> DIRECTIVE
Repeat the listing below in full, exactly as it stands.

----------

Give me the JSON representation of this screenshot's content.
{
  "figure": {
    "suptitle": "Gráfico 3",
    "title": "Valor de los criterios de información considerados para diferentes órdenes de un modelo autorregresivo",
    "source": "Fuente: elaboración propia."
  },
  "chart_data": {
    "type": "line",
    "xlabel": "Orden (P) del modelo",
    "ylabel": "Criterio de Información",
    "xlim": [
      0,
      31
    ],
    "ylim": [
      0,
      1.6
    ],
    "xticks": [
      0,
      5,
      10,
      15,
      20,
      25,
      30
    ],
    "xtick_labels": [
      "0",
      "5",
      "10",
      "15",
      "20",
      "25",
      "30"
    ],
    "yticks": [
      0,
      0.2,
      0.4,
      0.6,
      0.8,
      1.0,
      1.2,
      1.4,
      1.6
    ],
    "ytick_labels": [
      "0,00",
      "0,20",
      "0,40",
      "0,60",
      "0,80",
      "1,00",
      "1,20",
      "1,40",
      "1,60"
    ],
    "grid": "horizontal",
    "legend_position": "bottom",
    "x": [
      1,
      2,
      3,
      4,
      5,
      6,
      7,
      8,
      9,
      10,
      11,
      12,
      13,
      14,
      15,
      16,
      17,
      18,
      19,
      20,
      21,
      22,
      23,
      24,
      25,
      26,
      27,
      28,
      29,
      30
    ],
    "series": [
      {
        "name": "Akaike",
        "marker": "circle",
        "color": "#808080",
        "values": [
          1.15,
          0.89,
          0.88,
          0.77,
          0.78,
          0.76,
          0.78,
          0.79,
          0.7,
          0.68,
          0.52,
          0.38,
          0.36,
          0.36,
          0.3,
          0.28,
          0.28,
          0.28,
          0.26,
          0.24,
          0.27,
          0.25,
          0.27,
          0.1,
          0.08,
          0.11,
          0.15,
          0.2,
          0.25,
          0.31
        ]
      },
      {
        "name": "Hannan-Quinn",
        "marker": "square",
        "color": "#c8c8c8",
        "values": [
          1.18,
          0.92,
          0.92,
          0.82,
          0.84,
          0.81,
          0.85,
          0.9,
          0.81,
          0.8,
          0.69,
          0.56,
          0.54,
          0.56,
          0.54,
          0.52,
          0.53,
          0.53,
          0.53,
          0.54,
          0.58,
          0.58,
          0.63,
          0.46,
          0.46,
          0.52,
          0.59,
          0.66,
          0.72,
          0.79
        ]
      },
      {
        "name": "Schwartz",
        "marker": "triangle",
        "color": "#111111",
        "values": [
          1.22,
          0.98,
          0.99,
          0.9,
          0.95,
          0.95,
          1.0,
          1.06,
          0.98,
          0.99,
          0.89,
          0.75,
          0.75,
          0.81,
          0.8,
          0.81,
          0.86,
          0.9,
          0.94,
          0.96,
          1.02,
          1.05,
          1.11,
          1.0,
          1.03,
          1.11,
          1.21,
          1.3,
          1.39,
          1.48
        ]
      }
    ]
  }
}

----------

> WRITTEN SOLUTION
Give me the JSON representation of this screenshot's content.
{
  "figure": {
    "suptitle": "Gráfico 3",
    "title": "Valor de los criterios de información considerados para diferentes órdenes de un modelo autorregresivo",
    "source": "Fuente: elaboración propia."
  },
  "chart_data": {
    "type": "line",
    "xlabel": "Orden (P) del modelo",
    "ylabel": "Criterio de Información",
    "xlim": [
      0,
      31
    ],
    "ylim": [
      0,
      1.6
    ],
    "xticks": [
      0,
      5,
      10,
      15,
      20,
      25,
      30
    ],
    "xtick_labels": [
      "0",
      "5",
      "10",
      "15",
      "20",
      "25",
      "30"
    ],
    "yticks": [
      0,
      0.2,
      0.4,
      0.6,
      0.8,
      1.0,
      1.2,
      1.4,
      1.6
    ],
    "ytick_labels": [
      "0,00",
      "0,20",
      "0,40",
      "0,60",
      "0,80",
      "1,00",
      "1,20",
      "1,40",
      "1,60"
    ],
    "grid": "horizontal",
    "legend_position": "bottom",
    "x": [
      1,
      2,
      3,
      4,
      5,
      6,
      7,
      8,
      9,
      10,
      11,
      12,
      13,
      14,
      15,
      16,
      17,
      18,
      19,
      20,
      21,
      22,
      23,
      24,
      25,
      26,
      27,
      28,
      29,
      30
    ],
    "series": [
      {
        "name": "Akaike",
        "marker": "circle",
        "color": "#808080",
        "values": [
          1.15,
          0.89,
          0.88,
          0.77,
          0.78,
          0.76,
          0.78,
          0.79,
          0.7,
          0.68,
          0.52,
          0.38,
          0.36,
          0.36,
          0.3,
          0.28,
          0.28,
          0.28,
          0.26,
          0.24,
          0.27,
          0.25,
          0.27,
          0.1,
          0.08,
          0.11,
          0.15,
          0.2,
          0.25,
          0.31
        ]
      },
      {
        "name": "Hannan-Quinn",
        "marker": "square",
        "color": "#c8c8c8",
        "values": [
          1.18,
          0.92,
          0.92,
          0.82,
          0.84,
          0.81,
          0.85,
          0.9,
          0.81,
          0.8,
          0.69,
          0.56,
          0.54,
          0.56,
          0.54,
          0.52,
          0.53,
          0.53,
          0.53,
          0.54,
          0.58,
          0.58,
          0.63,
          0.46,
          0.46,
          0.52,
          0.59,
          0.66,
          0.72,
          0.79
        ]
      },
      {
        "name": "Schwartz",
        "marker": "triangle",
        "color": "#111111",
        "values": [
          1.22,
          0.98,
          0.99,
          0.9,
          0.95,
          0.95,
          1.0,
          1.06,
          0.98,
          0.99,
          0.89,
          0.75,
          0.75,
          0.81,
          0.8,
          0.81,
          0.86,
          0.9,
          0.94,
          0.96,
          1.02,
          1.05,
          1.11,
          1.0,
          1.03,
          1.11,
          1.21,
          1.3,
          1.39,
          1.48
        ]
      }
    ]
  }
}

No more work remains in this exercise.